**Set exercise**
Report how many lines of the entries below contain the word "have", and nothing more.
[Begin]
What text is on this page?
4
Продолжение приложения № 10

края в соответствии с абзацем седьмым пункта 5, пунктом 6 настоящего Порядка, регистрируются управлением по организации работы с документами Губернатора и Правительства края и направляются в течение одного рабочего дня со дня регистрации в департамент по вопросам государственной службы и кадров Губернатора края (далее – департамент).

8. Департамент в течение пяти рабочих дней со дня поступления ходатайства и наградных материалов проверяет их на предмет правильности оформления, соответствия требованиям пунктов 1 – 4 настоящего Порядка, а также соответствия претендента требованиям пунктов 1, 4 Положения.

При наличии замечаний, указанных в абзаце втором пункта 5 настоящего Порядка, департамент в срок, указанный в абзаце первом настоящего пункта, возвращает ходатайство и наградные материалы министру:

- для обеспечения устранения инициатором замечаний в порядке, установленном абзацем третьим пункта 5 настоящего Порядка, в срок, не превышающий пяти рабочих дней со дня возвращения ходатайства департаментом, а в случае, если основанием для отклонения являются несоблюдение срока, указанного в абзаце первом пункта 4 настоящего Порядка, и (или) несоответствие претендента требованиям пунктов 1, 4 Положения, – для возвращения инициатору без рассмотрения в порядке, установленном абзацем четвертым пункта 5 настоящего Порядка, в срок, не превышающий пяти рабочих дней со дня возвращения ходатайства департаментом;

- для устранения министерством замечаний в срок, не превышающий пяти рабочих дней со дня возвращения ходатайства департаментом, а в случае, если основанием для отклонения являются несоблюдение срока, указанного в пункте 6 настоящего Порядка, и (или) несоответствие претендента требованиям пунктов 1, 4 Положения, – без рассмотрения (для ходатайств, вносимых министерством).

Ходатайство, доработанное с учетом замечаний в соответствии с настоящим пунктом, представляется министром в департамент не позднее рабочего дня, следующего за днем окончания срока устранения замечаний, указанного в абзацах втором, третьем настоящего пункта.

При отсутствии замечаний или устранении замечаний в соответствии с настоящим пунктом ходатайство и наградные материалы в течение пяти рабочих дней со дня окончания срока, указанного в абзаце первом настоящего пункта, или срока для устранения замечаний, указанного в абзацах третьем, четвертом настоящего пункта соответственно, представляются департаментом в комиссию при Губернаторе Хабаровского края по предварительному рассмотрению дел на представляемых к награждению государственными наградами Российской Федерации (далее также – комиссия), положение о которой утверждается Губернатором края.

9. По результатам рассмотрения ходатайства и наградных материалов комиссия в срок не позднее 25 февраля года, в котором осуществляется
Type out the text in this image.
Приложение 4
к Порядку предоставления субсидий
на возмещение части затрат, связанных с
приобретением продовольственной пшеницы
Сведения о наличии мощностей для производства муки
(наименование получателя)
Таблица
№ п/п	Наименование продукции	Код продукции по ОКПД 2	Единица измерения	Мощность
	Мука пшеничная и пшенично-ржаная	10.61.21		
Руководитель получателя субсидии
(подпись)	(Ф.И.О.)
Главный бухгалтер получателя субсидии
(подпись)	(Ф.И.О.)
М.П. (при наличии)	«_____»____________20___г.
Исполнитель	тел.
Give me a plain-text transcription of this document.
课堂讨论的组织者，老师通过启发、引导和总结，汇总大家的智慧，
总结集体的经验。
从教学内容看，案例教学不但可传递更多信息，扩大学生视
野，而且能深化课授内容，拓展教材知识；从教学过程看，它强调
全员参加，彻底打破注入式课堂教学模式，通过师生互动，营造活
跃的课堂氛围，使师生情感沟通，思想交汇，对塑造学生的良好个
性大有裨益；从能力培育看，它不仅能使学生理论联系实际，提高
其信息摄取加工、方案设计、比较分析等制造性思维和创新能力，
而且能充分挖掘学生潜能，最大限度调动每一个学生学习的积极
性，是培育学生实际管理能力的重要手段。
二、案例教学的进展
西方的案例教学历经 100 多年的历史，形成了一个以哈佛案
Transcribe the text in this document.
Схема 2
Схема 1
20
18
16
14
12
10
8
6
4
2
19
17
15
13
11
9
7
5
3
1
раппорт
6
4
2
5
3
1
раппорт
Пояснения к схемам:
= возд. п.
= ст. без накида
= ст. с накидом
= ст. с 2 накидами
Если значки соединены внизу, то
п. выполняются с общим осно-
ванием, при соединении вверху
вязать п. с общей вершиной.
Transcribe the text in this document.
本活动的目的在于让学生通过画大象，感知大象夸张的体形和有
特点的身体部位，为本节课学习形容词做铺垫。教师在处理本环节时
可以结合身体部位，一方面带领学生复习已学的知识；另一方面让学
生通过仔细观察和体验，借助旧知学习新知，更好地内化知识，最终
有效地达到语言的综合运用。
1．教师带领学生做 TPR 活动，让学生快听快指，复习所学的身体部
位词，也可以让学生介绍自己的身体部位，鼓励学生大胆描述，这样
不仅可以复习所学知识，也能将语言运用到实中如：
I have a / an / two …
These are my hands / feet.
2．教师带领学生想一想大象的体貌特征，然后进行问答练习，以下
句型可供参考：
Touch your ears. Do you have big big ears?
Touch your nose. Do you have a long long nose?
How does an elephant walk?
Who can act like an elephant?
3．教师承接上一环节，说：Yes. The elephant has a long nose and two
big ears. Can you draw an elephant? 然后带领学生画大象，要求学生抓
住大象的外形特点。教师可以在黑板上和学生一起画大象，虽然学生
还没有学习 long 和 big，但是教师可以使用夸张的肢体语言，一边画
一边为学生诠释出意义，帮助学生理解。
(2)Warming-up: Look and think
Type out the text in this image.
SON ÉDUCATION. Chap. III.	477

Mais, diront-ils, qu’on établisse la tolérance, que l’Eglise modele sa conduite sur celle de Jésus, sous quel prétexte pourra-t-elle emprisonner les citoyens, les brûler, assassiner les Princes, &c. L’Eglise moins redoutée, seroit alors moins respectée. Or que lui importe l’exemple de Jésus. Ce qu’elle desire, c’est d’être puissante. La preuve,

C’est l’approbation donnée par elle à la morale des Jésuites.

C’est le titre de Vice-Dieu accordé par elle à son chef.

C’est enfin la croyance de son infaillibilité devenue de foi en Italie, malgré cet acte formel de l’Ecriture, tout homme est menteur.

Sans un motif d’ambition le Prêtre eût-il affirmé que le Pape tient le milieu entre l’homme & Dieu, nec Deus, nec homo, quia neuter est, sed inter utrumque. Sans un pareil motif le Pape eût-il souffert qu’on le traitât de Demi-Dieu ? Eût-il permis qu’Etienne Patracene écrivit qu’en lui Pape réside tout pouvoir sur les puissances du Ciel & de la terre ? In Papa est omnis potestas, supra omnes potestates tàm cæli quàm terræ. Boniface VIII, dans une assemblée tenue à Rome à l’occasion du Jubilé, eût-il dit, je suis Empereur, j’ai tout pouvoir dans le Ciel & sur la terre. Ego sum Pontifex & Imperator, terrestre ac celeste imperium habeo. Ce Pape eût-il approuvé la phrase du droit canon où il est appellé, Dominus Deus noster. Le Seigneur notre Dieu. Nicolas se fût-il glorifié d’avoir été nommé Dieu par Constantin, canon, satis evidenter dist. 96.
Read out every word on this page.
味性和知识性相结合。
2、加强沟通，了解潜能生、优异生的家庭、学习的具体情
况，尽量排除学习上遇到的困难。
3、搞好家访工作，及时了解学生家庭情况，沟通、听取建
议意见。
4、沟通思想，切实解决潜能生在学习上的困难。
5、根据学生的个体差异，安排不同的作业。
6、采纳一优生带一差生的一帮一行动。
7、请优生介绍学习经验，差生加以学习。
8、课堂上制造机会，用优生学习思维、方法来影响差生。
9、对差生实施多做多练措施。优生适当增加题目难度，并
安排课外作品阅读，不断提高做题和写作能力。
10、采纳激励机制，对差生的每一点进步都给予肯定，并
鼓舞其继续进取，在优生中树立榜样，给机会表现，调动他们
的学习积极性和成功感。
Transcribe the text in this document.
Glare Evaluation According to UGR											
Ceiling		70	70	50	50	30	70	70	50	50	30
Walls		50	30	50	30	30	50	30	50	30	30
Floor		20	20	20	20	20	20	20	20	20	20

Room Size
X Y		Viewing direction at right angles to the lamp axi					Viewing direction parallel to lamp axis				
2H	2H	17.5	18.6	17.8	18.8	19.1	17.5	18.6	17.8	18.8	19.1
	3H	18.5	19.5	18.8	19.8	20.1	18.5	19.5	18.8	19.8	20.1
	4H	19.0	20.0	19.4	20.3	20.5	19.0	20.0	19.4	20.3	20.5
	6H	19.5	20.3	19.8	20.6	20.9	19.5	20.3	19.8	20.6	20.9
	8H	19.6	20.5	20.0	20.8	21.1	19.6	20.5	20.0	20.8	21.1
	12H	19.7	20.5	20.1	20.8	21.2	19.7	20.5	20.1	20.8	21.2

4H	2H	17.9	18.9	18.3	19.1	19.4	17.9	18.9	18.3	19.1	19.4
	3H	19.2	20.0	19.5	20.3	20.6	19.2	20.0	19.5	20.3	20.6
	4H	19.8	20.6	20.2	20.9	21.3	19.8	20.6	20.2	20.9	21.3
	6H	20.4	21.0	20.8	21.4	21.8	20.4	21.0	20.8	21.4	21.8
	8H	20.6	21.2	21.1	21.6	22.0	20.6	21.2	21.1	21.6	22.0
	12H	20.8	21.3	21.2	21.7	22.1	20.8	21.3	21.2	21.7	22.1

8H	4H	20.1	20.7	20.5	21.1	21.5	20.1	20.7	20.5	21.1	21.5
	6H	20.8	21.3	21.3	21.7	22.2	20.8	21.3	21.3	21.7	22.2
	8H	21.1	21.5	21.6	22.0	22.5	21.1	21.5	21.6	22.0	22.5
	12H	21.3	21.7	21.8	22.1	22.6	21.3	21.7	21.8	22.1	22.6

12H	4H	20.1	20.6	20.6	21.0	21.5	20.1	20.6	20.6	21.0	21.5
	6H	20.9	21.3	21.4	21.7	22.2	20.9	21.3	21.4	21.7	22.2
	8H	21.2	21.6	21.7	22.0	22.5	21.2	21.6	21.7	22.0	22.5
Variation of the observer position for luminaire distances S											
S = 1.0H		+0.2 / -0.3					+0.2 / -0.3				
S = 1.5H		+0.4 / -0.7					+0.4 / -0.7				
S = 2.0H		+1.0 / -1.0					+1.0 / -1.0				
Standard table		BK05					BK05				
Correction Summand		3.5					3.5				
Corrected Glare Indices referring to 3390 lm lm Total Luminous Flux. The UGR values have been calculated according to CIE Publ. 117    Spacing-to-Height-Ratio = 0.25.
[End]
**Answer for the task**
4